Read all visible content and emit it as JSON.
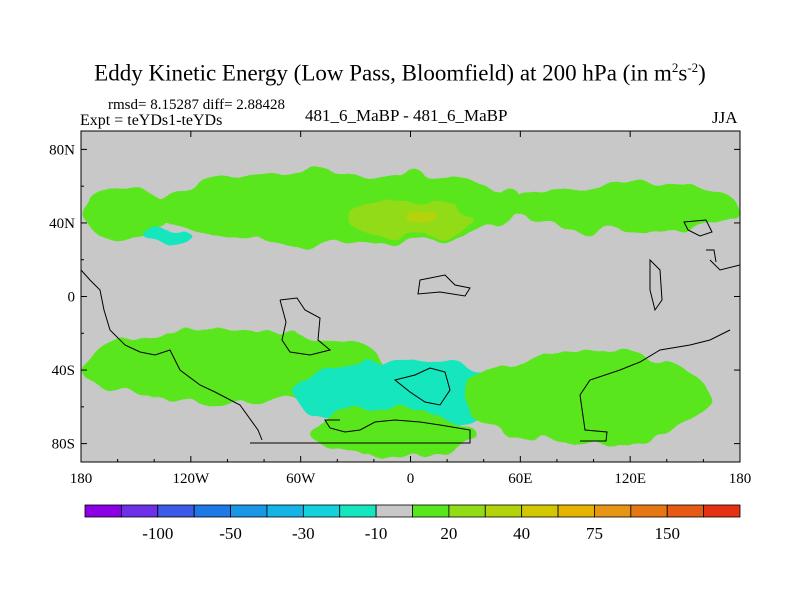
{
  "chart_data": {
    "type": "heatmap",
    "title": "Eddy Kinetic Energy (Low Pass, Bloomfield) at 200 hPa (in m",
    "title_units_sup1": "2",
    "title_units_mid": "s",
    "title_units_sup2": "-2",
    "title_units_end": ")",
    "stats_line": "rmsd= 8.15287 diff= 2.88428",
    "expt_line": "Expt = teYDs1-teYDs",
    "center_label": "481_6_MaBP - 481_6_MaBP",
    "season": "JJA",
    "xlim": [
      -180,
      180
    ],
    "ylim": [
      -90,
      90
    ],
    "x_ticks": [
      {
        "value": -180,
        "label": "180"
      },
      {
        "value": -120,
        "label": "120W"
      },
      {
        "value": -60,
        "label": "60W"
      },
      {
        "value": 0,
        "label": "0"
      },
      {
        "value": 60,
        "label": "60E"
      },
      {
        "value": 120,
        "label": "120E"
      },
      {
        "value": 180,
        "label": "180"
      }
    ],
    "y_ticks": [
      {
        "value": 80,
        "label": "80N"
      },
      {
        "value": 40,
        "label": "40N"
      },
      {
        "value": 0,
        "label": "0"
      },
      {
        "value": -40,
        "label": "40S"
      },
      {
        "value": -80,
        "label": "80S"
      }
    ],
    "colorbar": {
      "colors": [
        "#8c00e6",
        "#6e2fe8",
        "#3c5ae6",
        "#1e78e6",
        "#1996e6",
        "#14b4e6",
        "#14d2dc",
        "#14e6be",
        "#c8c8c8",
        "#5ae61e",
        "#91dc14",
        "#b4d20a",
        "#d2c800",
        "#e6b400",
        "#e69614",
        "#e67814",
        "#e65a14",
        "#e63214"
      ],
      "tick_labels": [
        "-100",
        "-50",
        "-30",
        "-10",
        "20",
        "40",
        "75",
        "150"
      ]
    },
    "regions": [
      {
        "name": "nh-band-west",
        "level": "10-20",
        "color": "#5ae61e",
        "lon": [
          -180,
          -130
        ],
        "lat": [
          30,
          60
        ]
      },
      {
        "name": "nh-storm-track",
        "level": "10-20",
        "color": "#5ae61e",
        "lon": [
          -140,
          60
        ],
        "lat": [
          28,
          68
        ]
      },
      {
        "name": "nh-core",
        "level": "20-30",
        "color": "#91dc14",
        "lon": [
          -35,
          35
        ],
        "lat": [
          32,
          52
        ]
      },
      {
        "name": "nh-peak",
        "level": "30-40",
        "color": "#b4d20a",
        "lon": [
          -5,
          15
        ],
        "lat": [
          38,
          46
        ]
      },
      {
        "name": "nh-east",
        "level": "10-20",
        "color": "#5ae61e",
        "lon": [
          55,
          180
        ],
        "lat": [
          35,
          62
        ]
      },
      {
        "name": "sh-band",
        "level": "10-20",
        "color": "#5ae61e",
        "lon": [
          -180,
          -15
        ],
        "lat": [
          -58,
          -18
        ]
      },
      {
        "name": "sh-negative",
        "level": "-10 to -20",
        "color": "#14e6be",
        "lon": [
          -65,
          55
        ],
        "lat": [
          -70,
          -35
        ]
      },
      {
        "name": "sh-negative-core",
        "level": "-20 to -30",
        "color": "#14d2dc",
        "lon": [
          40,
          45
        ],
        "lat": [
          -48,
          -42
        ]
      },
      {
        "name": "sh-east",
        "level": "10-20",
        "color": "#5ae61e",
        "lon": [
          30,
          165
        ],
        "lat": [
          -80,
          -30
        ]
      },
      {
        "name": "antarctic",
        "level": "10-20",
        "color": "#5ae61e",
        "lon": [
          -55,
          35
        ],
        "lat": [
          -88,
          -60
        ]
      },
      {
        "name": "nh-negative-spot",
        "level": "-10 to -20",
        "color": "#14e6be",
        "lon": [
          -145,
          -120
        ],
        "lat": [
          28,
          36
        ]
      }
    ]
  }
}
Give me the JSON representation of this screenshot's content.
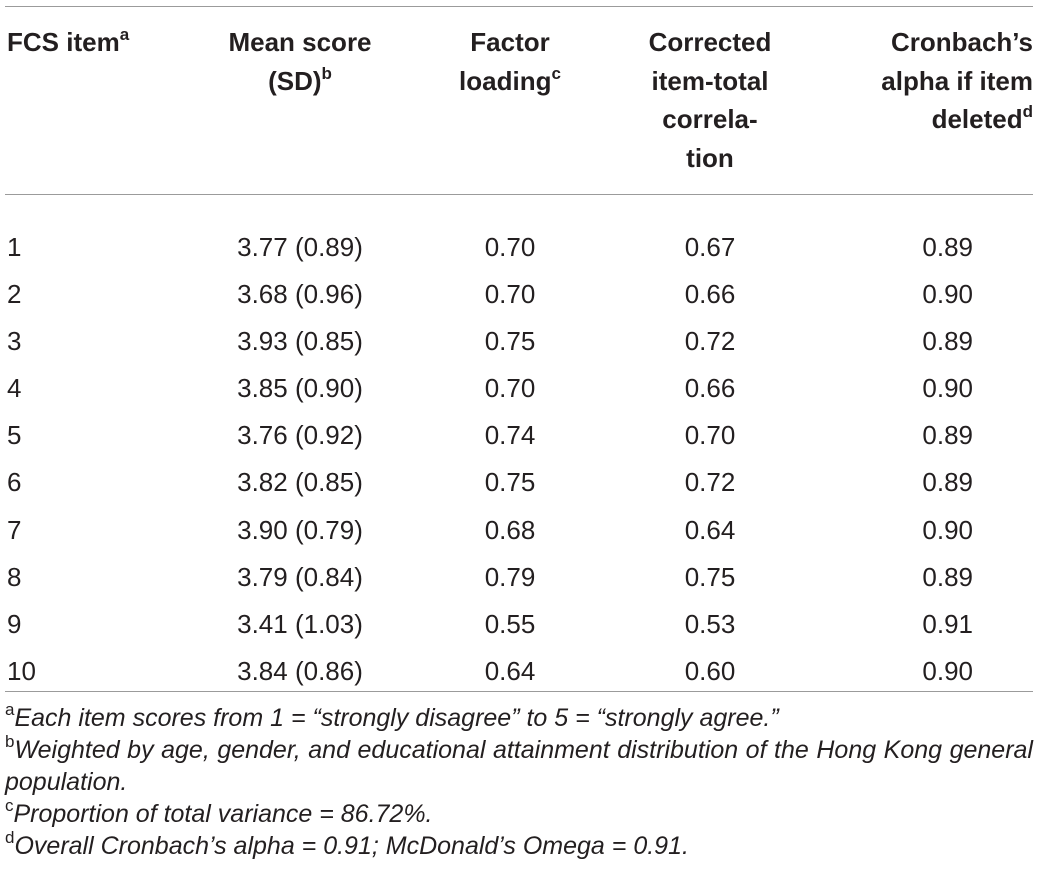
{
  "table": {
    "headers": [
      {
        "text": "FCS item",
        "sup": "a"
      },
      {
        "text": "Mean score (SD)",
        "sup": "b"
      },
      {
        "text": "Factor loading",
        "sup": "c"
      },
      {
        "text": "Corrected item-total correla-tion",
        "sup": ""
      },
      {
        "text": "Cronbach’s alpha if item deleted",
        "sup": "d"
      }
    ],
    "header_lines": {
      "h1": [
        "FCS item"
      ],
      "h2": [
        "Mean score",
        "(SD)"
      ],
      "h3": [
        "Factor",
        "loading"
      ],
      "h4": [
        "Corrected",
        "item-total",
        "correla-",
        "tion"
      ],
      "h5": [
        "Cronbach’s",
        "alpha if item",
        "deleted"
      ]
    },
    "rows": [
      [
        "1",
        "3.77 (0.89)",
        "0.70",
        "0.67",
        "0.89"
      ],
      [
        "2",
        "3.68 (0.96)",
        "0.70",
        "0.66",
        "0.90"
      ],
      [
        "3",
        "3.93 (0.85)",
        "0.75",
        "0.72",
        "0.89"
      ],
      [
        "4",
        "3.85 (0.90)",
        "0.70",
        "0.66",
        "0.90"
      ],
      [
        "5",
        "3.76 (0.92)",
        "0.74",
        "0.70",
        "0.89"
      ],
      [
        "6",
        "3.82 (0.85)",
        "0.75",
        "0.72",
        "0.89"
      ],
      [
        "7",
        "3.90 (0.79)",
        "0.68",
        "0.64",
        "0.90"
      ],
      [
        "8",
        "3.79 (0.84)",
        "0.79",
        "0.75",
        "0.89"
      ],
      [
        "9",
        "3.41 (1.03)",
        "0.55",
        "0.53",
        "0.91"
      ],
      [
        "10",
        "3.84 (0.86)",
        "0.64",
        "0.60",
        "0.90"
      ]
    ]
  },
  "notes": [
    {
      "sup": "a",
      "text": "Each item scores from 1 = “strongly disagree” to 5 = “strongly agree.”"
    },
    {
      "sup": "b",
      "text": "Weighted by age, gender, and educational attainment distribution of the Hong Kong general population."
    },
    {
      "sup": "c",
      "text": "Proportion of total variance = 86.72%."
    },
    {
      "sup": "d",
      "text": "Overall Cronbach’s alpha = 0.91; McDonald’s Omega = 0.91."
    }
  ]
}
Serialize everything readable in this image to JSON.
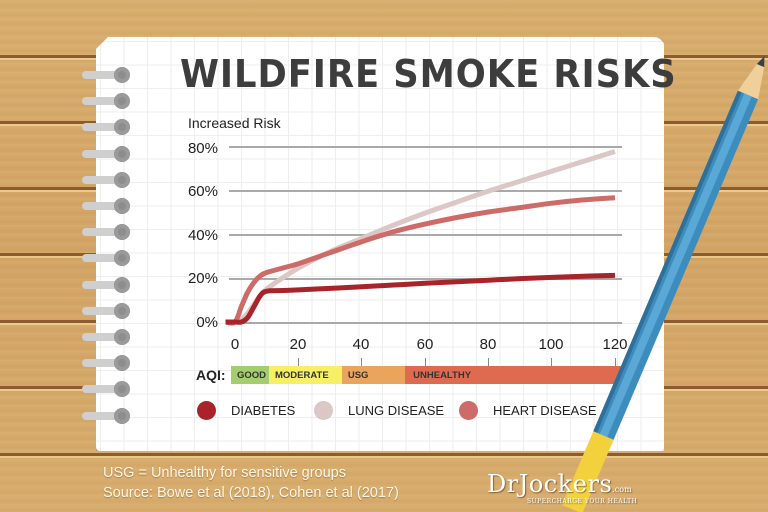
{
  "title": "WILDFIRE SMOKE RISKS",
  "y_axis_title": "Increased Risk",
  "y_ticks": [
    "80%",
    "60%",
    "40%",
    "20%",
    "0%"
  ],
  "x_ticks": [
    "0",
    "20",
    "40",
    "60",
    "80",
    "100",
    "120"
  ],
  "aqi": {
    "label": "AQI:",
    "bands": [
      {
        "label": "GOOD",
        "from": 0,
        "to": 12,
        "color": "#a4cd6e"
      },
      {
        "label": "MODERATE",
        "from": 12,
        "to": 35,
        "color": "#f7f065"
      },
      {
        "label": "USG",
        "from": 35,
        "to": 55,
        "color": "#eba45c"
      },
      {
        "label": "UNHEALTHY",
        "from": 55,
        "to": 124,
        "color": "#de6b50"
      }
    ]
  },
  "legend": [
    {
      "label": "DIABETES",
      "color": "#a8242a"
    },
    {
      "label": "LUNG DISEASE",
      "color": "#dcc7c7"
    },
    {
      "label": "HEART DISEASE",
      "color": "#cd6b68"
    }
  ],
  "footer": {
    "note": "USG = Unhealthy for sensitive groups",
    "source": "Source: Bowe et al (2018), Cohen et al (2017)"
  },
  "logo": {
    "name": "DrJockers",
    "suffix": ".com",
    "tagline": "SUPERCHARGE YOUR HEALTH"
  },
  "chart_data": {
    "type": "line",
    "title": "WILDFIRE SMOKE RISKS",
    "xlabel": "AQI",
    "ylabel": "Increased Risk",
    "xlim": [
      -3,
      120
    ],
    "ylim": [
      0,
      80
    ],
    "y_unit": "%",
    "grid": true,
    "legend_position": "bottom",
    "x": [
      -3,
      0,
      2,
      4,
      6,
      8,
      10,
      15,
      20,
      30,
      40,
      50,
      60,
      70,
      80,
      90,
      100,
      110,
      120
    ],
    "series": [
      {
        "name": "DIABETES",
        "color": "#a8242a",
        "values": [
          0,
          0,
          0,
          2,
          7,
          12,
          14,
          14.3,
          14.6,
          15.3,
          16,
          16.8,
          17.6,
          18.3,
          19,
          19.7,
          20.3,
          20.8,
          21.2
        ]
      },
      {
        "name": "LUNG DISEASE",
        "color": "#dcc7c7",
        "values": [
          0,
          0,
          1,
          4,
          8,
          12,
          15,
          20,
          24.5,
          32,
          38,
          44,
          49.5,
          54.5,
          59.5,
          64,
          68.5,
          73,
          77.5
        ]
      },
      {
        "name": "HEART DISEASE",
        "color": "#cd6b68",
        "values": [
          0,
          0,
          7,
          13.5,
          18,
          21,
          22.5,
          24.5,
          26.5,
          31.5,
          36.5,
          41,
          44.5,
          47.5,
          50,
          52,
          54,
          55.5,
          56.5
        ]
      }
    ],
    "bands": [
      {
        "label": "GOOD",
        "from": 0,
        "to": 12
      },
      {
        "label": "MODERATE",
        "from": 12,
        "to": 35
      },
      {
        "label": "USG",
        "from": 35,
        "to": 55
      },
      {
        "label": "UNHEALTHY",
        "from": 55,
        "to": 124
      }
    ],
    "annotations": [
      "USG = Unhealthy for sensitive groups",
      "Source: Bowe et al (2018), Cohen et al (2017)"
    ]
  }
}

════════

- **Exercise instructions**: Pick out and copy every line that contains the word "HEART".

- **Full solution**:
      "label": "HEART DISEASE",
        "name": "HEART DISEASE",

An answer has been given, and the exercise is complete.